TASK INSTRUCTIONS: Are you able to quote each entry exactly as written?

DATA IN THIS EXERCISE:
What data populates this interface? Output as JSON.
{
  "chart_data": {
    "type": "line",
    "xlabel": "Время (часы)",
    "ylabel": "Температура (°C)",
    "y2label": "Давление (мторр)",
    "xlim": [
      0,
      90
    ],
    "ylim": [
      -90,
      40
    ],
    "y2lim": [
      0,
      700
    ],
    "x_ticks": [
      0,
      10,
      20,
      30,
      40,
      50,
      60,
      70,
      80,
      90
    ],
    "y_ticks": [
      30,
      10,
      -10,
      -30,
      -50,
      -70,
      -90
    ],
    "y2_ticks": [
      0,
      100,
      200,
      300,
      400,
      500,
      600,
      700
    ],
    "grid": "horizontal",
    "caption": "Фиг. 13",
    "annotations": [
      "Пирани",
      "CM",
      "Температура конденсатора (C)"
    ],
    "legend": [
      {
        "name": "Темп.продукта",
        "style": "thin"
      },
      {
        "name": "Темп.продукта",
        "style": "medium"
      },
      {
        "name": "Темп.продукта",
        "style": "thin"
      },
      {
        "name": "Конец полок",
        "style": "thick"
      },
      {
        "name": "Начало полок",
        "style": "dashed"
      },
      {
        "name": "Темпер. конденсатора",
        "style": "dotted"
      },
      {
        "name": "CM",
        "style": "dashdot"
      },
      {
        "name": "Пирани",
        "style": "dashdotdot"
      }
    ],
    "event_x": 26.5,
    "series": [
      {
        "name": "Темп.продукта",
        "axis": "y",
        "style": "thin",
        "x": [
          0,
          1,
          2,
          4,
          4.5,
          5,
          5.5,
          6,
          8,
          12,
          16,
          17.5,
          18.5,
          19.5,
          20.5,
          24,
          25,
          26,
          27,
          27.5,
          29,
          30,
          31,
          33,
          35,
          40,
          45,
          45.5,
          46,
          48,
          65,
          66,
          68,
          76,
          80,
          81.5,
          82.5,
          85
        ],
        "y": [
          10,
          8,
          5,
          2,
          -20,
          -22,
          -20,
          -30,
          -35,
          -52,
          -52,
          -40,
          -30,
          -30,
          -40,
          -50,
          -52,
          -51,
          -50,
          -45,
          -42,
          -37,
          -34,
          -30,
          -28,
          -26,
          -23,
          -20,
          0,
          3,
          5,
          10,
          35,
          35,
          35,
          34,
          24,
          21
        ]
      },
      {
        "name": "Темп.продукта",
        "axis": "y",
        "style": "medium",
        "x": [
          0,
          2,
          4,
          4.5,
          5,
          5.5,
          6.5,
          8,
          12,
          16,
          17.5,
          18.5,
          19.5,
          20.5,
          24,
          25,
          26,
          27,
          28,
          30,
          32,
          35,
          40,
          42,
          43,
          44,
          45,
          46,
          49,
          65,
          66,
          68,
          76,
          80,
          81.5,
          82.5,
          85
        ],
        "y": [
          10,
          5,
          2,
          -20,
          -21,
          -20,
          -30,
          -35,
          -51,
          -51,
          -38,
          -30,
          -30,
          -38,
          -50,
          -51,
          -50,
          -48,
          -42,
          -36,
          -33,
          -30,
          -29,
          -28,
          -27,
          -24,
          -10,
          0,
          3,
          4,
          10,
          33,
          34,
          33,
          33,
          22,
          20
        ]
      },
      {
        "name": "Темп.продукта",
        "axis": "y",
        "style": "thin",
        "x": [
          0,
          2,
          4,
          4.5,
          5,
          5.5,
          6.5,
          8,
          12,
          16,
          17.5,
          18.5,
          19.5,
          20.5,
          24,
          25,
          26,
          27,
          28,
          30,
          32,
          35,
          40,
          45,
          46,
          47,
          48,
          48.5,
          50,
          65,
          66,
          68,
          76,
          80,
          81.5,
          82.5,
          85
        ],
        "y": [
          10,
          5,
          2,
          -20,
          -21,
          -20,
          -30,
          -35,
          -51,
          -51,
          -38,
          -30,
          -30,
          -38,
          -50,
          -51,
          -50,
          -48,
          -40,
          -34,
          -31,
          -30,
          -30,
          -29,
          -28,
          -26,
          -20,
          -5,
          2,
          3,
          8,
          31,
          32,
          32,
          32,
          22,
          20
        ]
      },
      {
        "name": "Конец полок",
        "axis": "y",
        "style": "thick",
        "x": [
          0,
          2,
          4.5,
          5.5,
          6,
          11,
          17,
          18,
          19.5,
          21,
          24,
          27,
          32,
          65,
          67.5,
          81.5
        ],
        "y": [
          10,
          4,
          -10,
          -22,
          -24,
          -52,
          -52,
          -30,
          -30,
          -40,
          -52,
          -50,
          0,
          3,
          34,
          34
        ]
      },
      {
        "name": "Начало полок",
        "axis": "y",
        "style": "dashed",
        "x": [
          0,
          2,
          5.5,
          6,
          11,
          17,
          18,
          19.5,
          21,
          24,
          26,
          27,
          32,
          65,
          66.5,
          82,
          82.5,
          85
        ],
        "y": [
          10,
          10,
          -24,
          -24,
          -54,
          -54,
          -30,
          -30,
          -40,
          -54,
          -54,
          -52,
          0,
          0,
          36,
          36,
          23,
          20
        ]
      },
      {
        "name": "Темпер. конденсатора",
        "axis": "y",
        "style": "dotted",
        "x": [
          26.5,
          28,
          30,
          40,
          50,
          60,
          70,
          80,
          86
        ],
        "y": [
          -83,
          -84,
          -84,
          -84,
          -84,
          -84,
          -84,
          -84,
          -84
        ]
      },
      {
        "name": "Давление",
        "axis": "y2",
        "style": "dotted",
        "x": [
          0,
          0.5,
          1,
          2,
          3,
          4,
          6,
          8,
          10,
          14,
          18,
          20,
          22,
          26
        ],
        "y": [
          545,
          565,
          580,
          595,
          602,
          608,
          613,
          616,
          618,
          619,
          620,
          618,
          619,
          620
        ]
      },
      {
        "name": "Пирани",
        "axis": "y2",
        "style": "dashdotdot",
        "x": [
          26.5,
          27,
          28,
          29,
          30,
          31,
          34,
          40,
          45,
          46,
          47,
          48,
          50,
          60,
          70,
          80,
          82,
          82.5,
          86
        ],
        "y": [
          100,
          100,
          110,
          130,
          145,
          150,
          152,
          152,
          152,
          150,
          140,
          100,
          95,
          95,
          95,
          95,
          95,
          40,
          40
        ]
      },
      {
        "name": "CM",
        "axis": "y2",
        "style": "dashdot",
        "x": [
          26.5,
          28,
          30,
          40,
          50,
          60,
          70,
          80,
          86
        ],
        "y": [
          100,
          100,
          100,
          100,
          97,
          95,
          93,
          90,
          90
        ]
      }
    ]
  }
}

EXPECTED OUTPUT:
What data populates this interface? Output as JSON.
{
  "chart_data": {
    "type": "line",
    "xlabel": "Время (часы)",
    "ylabel": "Температура (°C)",
    "y2label": "Давление (мторр)",
    "xlim": [
      0,
      90
    ],
    "ylim": [
      -90,
      40
    ],
    "y2lim": [
      0,
      700
    ],
    "x_ticks": [
      0,
      10,
      20,
      30,
      40,
      50,
      60,
      70,
      80,
      90
    ],
    "y_ticks": [
      30,
      10,
      -10,
      -30,
      -50,
      -70,
      -90
    ],
    "y2_ticks": [
      0,
      100,
      200,
      300,
      400,
      500,
      600,
      700
    ],
    "grid": "horizontal",
    "caption": "Фиг. 13",
    "annotations": [
      "Пирани",
      "CM",
      "Температура конденсатора (C)"
    ],
    "legend": [
      {
        "name": "Темп.продукта",
        "style": "thin"
      },
      {
        "name": "Темп.продукта",
        "style": "medium"
      },
      {
        "name": "Темп.продукта",
        "style": "thin"
      },
      {
        "name": "Конец полок",
        "style": "thick"
      },
      {
        "name": "Начало полок",
        "style": "dashed"
      },
      {
        "name": "Темпер. конденсатора",
        "style": "dotted"
      },
      {
        "name": "CM",
        "style": "dashdot"
      },
      {
        "name": "Пирани",
        "style": "dashdotdot"
      }
    ],
    "event_x": 26.5,
    "series": [
      {
        "name": "Темп.продукта",
        "axis": "y",
        "style": "thin",
        "x": [
          0,
          1,
          2,
          4,
          4.5,
          5,
          5.5,
          6,
          8,
          12,
          16,
          17.5,
          18.5,
          19.5,
          20.5,
          24,
          25,
          26,
          27,
          27.5,
          29,
          30,
          31,
          33,
          35,
          40,
          45,
          45.5,
          46,
          48,
          65,
          66,
          68,
          76,
          80,
          81.5,
          82.5,
          85
        ],
        "y": [
          10,
          8,
          5,
          2,
          -20,
          -22,
          -20,
          -30,
          -35,
          -52,
          -52,
          -40,
          -30,
          -30,
          -40,
          -50,
          -52,
          -51,
          -50,
          -45,
          -42,
          -37,
          -34,
          -30,
          -28,
          -26,
          -23,
          -20,
          0,
          3,
          5,
          10,
          35,
          35,
          35,
          34,
          24,
          21
        ]
      },
      {
        "name": "Темп.продукта",
        "axis": "y",
        "style": "medium",
        "x": [
          0,
          2,
          4,
          4.5,
          5,
          5.5,
          6.5,
          8,
          12,
          16,
          17.5,
          18.5,
          19.5,
          20.5,
          24,
          25,
          26,
          27,
          28,
          30,
          32,
          35,
          40,
          42,
          43,
          44,
          45,
          46,
          49,
          65,
          66,
          68,
          76,
          80,
          81.5,
          82.5,
          85
        ],
        "y": [
          10,
          5,
          2,
          -20,
          -21,
          -20,
          -30,
          -35,
          -51,
          -51,
          -38,
          -30,
          -30,
          -38,
          -50,
          -51,
          -50,
          -48,
          -42,
          -36,
          -33,
          -30,
          -29,
          -28,
          -27,
          -24,
          -10,
          0,
          3,
          4,
          10,
          33,
          34,
          33,
          33,
          22,
          20
        ]
      },
      {
        "name": "Темп.продукта",
        "axis": "y",
        "style": "thin",
        "x": [
          0,
          2,
          4,
          4.5,
          5,
          5.5,
          6.5,
          8,
          12,
          16,
          17.5,
          18.5,
          19.5,
          20.5,
          24,
          25,
          26,
          27,
          28,
          30,
          32,
          35,
          40,
          45,
          46,
          47,
          48,
          48.5,
          50,
          65,
          66,
          68,
          76,
          80,
          81.5,
          82.5,
          85
        ],
        "y": [
          10,
          5,
          2,
          -20,
          -21,
          -20,
          -30,
          -35,
          -51,
          -51,
          -38,
          -30,
          -30,
          -38,
          -50,
          -51,
          -50,
          -48,
          -40,
          -34,
          -31,
          -30,
          -30,
          -29,
          -28,
          -26,
          -20,
          -5,
          2,
          3,
          8,
          31,
          32,
          32,
          32,
          22,
          20
        ]
      },
      {
        "name": "Конец полок",
        "axis": "y",
        "style": "thick",
        "x": [
          0,
          2,
          4.5,
          5.5,
          6,
          11,
          17,
          18,
          19.5,
          21,
          24,
          27,
          32,
          65,
          67.5,
          81.5
        ],
        "y": [
          10,
          4,
          -10,
          -22,
          -24,
          -52,
          -52,
          -30,
          -30,
          -40,
          -52,
          -50,
          0,
          3,
          34,
          34
        ]
      },
      {
        "name": "Начало полок",
        "axis": "y",
        "style": "dashed",
        "x": [
          0,
          2,
          5.5,
          6,
          11,
          17,
          18,
          19.5,
          21,
          24,
          26,
          27,
          32,
          65,
          66.5,
          82,
          82.5,
          85
        ],
        "y": [
          10,
          10,
          -24,
          -24,
          -54,
          -54,
          -30,
          -30,
          -40,
          -54,
          -54,
          -52,
          0,
          0,
          36,
          36,
          23,
          20
        ]
      },
      {
        "name": "Темпер. конденсатора",
        "axis": "y",
        "style": "dotted",
        "x": [
          26.5,
          28,
          30,
          40,
          50,
          60,
          70,
          80,
          86
        ],
        "y": [
          -83,
          -84,
          -84,
          -84,
          -84,
          -84,
          -84,
          -84,
          -84
        ]
      },
      {
        "name": "Давление",
        "axis": "y2",
        "style": "dotted",
        "x": [
          0,
          0.5,
          1,
          2,
          3,
          4,
          6,
          8,
          10,
          14,
          18,
          20,
          22,
          26
        ],
        "y": [
          545,
          565,
          580,
          595,
          602,
          608,
          613,
          616,
          618,
          619,
          620,
          618,
          619,
          620
        ]
      },
      {
        "name": "Пирани",
        "axis": "y2",
        "style": "dashdotdot",
        "x": [
          26.5,
          27,
          28,
          29,
          30,
          31,
          34,
          40,
          45,
          46,
          47,
          48,
          50,
          60,
          70,
          80,
          82,
          82.5,
          86
        ],
        "y": [
          100,
          100,
          110,
          130,
          145,
          150,
          152,
          152,
          152,
          150,
          140,
          100,
          95,
          95,
          95,
          95,
          95,
          40,
          40
        ]
      },
      {
        "name": "CM",
        "axis": "y2",
        "style": "dashdot",
        "x": [
          26.5,
          28,
          30,
          40,
          50,
          60,
          70,
          80,
          86
        ],
        "y": [
          100,
          100,
          100,
          100,
          97,
          95,
          93,
          90,
          90
        ]
      }
    ]
  }
}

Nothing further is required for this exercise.